== Texto do documento ==
┏━━

Educar é lidar com imaturidade, inconstância,
crises artificiais, egoísmos, narcisos feridos,
incapacidade de ver o outro e uma insegurança
brutal que se traveste de arrogância. Pais e mães
têm poder sobre os filhos porque os filhos
necessitam do poder. São seres únicos, ainda que
sejam na teoria e na prática incapazes
judicialmente. Professores estão ali para fazer parte
do processo longo, penoso e desgastante de
pressionar o carvão para que surja algum diamante.
É por serem difíceis que a criança e o jovem
necessitam de você.
6) Não cansarei de repetir: não educo para suprir
dores da minha educação, para sublimar o que ouvi
no passado ou para ressignificar minhas
frustrações. Educo um ser único, especial, parte da
minha biografia, todavia autônomo nas coisas boas
e ruins. Educo para o futuro, educo-me junto,
reaprendo valores, entendo que gerações
anteriores tinham vantagens e defeitos e, por fim,
pratico a suprema lição ecológica: amparar o
animal selvagem ferido é, exclusivamente, para
reinseri-lo na natureza. O grande objetivo de toda
educação é liberar o educando no mundo selvagem
e complicado. O cativeiro protege e imbeciliza. A
jaula é desejo de controle do proprietário,
raramente um anelo do bicho. Bichos/animais no
mesmo parágrafo que alunos e filhos? Se alguma
fera lê o Estadão eu peço desculpas. Foi um
pleonasmo didático.

┗━━

== Dados fornecidos ==
┏━━

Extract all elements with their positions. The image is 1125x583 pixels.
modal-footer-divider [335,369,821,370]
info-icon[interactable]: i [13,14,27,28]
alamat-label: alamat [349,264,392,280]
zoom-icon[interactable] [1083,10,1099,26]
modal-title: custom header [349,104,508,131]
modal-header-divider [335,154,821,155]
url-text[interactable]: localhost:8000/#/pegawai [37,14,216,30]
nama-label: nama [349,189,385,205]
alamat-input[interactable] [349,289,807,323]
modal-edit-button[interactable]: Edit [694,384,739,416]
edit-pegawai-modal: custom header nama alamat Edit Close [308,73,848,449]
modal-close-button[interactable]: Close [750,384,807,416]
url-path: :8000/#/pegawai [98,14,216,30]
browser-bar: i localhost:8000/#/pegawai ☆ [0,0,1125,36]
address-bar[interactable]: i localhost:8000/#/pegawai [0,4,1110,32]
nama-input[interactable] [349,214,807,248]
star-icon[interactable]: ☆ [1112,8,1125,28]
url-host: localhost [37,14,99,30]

┗━━
┏━━

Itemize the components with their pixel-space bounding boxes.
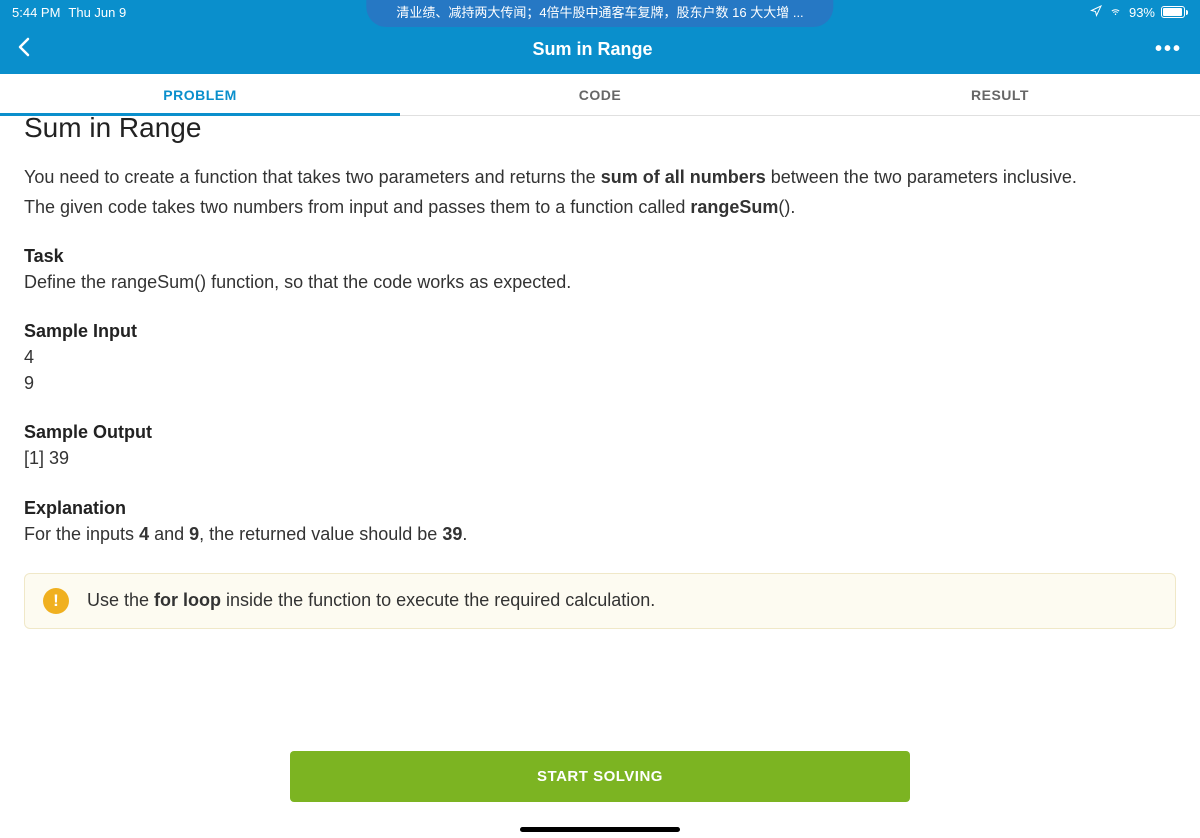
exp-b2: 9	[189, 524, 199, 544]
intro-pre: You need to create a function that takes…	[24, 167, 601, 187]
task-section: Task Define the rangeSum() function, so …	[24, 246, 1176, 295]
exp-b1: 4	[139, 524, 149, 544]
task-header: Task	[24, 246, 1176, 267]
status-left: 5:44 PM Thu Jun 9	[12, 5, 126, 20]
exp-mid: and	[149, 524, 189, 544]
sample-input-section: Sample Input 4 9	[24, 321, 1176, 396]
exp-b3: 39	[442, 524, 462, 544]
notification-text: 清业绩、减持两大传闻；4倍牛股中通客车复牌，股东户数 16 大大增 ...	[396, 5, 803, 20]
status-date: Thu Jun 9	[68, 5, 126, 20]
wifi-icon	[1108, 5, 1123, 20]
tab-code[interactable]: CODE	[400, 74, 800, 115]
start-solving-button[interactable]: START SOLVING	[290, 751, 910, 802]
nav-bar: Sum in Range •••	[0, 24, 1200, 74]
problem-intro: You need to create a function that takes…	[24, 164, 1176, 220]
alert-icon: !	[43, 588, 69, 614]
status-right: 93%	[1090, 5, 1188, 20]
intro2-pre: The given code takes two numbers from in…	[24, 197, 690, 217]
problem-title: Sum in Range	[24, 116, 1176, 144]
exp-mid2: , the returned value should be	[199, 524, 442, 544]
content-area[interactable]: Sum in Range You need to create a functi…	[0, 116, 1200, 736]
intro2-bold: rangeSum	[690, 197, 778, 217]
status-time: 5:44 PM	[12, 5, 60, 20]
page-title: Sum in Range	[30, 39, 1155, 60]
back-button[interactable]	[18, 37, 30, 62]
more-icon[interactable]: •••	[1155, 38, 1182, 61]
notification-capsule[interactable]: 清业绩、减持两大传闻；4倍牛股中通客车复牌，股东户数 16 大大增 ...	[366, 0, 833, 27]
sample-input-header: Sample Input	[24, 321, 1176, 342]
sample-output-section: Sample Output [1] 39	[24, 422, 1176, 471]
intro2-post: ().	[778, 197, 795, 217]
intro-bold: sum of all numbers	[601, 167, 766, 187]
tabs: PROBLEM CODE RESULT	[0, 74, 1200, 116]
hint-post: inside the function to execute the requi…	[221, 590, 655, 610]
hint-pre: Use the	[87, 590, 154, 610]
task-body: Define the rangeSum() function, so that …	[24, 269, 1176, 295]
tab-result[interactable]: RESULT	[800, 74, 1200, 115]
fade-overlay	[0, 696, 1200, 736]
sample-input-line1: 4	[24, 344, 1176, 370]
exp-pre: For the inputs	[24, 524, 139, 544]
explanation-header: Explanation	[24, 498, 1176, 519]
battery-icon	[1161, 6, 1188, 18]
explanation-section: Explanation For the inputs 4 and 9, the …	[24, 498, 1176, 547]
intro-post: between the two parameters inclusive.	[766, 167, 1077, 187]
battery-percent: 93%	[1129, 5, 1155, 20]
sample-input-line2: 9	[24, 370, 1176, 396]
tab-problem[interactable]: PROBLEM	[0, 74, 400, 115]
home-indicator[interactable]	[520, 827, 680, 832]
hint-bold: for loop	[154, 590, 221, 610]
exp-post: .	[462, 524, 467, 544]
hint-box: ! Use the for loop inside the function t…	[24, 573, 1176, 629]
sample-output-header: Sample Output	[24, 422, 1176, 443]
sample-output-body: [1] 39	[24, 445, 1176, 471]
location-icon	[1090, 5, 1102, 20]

┗━━
┏━━

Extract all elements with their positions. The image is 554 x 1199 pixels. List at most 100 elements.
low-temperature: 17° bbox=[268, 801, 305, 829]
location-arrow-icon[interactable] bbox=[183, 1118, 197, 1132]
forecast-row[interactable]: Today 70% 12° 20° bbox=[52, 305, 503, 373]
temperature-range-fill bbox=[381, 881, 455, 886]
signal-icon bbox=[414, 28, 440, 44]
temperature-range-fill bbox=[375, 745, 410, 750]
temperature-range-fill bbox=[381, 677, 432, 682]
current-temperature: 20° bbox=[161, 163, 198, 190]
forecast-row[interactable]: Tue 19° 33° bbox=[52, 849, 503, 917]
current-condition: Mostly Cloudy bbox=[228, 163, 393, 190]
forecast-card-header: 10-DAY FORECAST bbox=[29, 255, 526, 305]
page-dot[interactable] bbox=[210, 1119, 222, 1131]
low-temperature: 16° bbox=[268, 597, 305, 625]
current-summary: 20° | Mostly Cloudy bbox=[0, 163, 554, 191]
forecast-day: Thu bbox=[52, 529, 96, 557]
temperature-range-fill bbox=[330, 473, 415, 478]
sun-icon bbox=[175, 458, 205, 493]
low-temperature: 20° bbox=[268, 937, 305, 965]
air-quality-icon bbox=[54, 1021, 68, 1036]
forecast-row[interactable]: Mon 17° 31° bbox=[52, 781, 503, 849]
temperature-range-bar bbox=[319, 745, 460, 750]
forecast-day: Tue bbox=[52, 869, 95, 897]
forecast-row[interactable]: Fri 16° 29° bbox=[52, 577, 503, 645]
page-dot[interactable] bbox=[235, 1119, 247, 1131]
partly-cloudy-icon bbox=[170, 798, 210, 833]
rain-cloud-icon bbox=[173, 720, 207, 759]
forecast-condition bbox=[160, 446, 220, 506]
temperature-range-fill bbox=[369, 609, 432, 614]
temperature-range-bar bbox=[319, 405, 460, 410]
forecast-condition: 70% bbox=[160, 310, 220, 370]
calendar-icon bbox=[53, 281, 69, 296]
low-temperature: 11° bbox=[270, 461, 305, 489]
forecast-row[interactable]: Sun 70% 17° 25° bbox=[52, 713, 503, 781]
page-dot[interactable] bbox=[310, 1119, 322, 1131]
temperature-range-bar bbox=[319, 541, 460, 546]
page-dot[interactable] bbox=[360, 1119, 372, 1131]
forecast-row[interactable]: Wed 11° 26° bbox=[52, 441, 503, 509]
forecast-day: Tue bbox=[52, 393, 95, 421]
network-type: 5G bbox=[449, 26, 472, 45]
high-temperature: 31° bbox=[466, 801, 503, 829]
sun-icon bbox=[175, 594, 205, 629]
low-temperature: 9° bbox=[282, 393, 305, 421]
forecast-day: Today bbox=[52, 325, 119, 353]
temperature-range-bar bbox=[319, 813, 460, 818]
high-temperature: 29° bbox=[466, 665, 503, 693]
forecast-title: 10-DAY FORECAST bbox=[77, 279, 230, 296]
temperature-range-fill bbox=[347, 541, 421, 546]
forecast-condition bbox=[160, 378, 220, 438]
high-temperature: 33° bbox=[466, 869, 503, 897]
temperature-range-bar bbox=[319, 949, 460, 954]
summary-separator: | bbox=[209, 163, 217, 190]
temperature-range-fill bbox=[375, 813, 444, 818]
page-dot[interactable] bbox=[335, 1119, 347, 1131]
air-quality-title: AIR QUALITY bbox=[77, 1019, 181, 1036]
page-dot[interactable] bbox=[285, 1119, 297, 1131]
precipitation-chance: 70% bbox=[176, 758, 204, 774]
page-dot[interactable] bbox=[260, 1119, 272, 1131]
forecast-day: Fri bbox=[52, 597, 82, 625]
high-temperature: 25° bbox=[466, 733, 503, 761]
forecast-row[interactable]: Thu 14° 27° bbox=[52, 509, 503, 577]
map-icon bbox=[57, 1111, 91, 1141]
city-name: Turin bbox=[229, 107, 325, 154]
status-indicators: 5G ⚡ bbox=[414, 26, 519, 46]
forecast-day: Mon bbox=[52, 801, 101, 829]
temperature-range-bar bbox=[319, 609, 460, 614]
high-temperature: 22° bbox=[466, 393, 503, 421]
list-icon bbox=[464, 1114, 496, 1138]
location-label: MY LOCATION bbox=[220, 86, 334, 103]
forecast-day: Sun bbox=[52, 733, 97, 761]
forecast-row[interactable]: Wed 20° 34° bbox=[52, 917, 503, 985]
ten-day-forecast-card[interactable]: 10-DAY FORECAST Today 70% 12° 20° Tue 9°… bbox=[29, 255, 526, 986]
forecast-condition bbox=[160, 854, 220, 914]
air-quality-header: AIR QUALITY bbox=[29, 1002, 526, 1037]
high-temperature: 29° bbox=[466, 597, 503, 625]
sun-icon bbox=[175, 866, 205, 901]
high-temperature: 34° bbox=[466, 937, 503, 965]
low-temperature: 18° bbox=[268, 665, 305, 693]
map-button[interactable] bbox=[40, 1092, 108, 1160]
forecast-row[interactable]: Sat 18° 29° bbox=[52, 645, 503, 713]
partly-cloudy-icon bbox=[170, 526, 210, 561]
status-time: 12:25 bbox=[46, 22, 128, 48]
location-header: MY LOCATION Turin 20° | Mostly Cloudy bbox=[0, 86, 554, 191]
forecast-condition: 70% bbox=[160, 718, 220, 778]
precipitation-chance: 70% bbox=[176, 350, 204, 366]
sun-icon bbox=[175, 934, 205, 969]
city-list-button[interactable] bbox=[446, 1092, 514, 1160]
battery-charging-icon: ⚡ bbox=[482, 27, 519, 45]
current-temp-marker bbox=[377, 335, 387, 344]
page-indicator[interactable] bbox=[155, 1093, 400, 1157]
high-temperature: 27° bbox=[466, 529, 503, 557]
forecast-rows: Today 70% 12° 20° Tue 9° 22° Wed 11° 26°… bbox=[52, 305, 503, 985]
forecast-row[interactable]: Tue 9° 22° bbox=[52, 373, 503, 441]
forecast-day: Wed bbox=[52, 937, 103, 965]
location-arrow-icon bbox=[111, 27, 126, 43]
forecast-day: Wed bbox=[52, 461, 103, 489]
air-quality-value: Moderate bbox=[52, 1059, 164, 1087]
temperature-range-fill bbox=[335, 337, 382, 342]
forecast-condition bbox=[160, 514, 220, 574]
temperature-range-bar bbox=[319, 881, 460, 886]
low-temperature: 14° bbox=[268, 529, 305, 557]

┗━━

== Exercícios ==
[1] Reproduza o trecho do texto sobre educação que começa em "Educar é lidar" e termina em "necessitam de você.".
[2] Segundo a primeira frase do texto sobre educação, educar é lidar com o quê? Enumere todos os itens.

== Respostas completas ==
[1]
Educar é lidar com imaturidade, inconstância,
crises artificiais, egoísmos, narcisos feridos,
incapacidade de ver o outro e uma insegurança
brutal que se traveste de arrogância. Pais e mães
têm poder sobre os filhos porque os filhos
necessitam do poder. São seres únicos, ainda que
sejam na teoria e na prática incapazes
judicialmente. Professores estão ali para fazer parte
do processo longo, penoso e desgastante de
pressionar o carvão para que surja algum diamante.
É por serem difíceis que a criança e o jovem
necessitam de você.

[2]
- imaturidade
- inconstância
- crises artificiais
- egoísmos
- narcisos feridos
- incapacidade de ver o outro
- uma insegurança brutal que se traveste de arrogância